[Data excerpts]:
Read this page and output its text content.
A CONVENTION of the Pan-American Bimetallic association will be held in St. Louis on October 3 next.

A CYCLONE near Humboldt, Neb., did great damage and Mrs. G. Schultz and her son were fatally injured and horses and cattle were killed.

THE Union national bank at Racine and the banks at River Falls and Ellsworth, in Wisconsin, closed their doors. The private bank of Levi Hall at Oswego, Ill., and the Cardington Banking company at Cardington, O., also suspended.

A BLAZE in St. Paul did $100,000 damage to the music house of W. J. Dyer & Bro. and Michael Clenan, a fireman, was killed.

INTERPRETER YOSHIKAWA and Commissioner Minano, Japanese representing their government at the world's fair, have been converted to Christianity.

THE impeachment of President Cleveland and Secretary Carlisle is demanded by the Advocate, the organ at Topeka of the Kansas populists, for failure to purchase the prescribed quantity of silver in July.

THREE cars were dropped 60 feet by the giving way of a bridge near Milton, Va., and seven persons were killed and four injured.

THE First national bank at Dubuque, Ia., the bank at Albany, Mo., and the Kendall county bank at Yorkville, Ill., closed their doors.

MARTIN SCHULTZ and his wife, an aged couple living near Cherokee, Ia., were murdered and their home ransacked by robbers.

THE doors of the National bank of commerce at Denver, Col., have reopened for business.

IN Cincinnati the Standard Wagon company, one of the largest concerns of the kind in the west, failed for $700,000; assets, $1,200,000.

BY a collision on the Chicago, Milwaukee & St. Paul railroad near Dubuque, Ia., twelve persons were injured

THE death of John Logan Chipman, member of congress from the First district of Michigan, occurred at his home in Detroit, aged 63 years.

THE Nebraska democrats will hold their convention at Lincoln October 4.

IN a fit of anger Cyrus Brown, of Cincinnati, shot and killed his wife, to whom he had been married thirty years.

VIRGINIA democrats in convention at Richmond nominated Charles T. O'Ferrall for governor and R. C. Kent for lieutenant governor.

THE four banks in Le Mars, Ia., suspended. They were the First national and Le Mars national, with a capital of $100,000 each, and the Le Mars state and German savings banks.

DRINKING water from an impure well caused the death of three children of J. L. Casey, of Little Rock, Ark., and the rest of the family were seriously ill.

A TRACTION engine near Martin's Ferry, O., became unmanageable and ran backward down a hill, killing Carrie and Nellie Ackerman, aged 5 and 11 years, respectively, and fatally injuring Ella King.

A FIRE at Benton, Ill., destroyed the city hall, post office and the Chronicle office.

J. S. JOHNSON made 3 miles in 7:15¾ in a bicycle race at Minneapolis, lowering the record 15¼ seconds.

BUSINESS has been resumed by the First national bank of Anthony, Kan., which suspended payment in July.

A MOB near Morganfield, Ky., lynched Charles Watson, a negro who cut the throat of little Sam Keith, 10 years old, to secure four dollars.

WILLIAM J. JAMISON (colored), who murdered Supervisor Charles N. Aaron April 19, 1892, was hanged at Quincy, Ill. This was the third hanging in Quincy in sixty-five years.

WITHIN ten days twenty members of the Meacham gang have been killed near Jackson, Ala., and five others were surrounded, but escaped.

[WRITTEN REQUEST]:
Lines holding the word "Cincinnati" in the entries above are the ones to pull out. Copy them all.

[TASK SOLUTION]:
IN Cincinnati the Standard Wagon company, one of the largest concerns of the kind in the west, failed for $700,000; assets, $1,200,000.
IN a fit of anger Cyrus Brown, of Cincinnati, shot and killed his wife, to whom he had been married thirty years.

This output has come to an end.